__Given problem__.
In the data below, find every line with the string "puntual" and pull it out.

— start of Dataset excerpts —

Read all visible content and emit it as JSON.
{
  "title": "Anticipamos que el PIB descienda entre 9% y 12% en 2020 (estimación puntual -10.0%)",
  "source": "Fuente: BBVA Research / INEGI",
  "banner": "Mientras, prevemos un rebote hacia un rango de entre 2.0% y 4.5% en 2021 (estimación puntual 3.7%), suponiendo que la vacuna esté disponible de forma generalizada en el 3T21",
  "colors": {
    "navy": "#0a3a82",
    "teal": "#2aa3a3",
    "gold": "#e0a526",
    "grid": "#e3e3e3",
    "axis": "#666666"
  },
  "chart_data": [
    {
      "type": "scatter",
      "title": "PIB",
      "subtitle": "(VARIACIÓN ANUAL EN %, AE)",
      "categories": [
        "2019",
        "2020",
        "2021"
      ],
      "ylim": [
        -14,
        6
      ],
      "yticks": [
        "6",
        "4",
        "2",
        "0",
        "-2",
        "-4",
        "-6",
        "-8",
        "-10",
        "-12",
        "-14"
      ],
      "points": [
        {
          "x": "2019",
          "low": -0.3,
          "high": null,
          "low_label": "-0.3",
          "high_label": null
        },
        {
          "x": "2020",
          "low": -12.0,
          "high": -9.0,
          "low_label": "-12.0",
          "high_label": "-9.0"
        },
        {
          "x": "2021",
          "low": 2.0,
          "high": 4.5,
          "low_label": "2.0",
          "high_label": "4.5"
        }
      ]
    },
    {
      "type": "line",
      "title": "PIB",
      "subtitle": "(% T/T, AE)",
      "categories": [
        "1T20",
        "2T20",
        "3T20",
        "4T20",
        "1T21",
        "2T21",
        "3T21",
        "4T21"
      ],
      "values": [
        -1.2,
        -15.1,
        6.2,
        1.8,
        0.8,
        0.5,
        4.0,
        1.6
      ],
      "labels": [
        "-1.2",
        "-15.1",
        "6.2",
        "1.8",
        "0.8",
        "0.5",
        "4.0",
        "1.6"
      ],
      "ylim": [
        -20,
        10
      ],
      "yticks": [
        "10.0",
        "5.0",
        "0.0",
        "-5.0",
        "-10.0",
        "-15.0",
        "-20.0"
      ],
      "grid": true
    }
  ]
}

— end of Dataset excerpts —

__Result__.
  "title": "Anticipamos que el PIB descienda entre 9% y 12% en 2020 (estimación puntual -10.0%)",
  "banner": "Mientras, prevemos un rebote hacia un rango de entre 2.0% y 4.5% en 2021 (estimación puntual 3.7%), suponiendo que la vacuna esté disponible de forma generalizada en el 3T21",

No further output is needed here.